#### Directions for this task
Print the entries verbatim, leaving out the images they contain.

#### Input material
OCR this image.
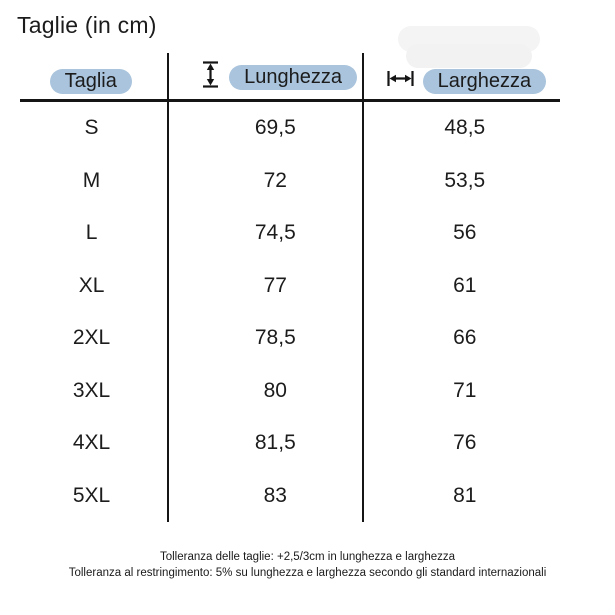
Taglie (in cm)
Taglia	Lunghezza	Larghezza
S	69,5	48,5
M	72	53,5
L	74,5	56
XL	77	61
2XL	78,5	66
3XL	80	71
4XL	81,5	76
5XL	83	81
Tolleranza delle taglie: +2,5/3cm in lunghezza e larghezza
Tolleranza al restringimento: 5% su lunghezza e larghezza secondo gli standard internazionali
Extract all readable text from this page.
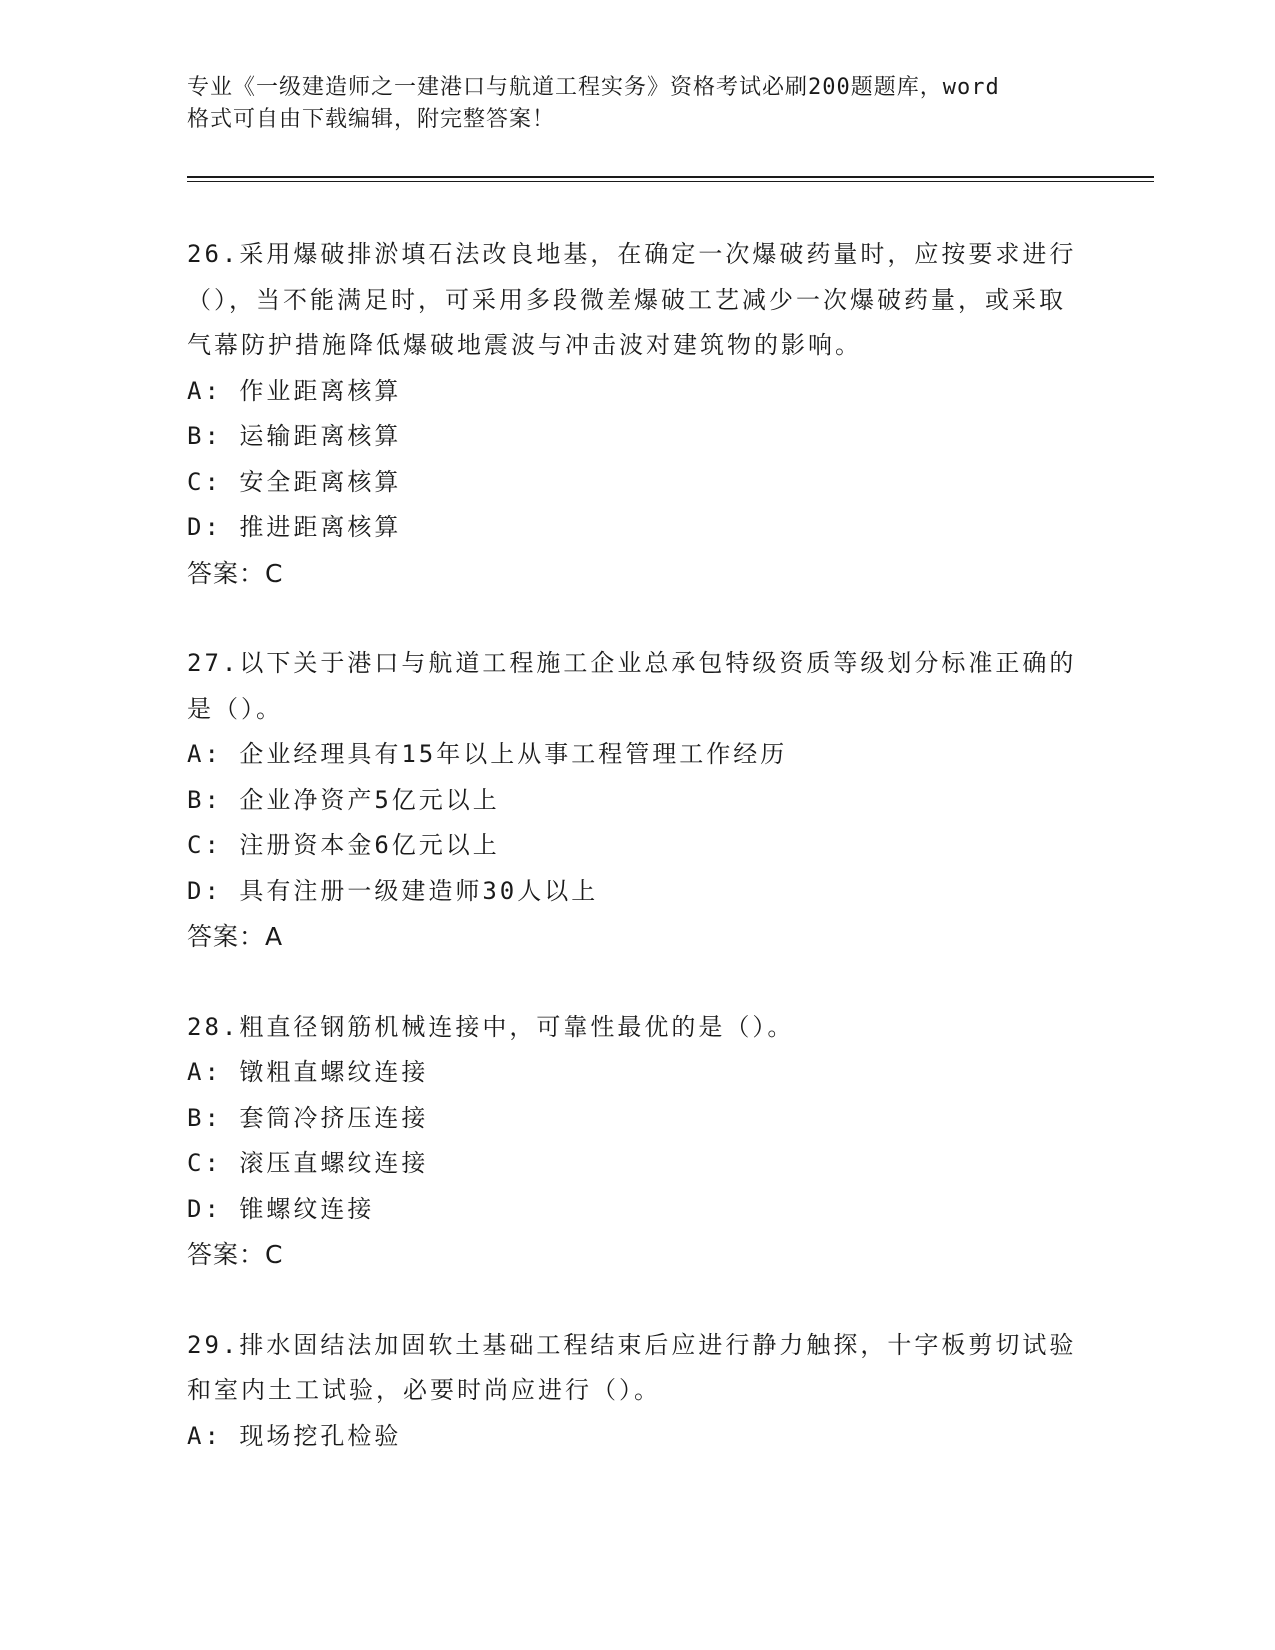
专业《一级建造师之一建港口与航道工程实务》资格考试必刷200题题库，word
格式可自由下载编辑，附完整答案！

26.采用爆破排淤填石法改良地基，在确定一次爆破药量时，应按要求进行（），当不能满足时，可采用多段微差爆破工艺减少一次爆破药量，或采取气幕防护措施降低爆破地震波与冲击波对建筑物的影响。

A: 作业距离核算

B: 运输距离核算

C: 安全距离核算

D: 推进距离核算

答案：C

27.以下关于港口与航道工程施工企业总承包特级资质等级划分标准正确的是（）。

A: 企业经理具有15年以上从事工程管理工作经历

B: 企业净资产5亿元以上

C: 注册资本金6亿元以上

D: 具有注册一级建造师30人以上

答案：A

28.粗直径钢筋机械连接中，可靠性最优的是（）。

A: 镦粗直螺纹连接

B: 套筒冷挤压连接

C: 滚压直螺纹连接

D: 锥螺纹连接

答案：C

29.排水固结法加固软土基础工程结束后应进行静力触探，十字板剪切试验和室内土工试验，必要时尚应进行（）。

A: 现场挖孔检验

#### Output for this task
OCR this image.
Taglie (in cm)
Taglia	Lunghezza	Larghezza
S	69,5	48,5
M	72	53,5
L	74,5	56
XL	77	61
2XL	78,5	66
3XL	80	71
4XL	81,5	76
5XL	83	81
Tolleranza delle taglie: +2,5/3cm in lunghezza e larghezza
Tolleranza al restringimento: 5% su lunghezza e larghezza secondo gli standard internazionali
Extract all readable text from this page.
专业《一级建造师之一建港口与航道工程实务》资格考试必刷200题题库，word
格式可自由下载编辑，附完整答案！

26.采用爆破排淤填石法改良地基，在确定一次爆破药量时，应按要求进行（），当不能满足时，可采用多段微差爆破工艺减少一次爆破药量，或采取气幕防护措施降低爆破地震波与冲击波对建筑物的影响。

A: 作业距离核算

B: 运输距离核算

C: 安全距离核算

D: 推进距离核算

答案：C

27.以下关于港口与航道工程施工企业总承包特级资质等级划分标准正确的是（）。

A: 企业经理具有15年以上从事工程管理工作经历

B: 企业净资产5亿元以上

C: 注册资本金6亿元以上

D: 具有注册一级建造师30人以上

答案：A

28.粗直径钢筋机械连接中，可靠性最优的是（）。

A: 镦粗直螺纹连接

B: 套筒冷挤压连接

C: 滚压直螺纹连接

D: 锥螺纹连接

答案：C

29.排水固结法加固软土基础工程结束后应进行静力触探，十字板剪切试验和室内土工试验，必要时尚应进行（）。

A: 现场挖孔检验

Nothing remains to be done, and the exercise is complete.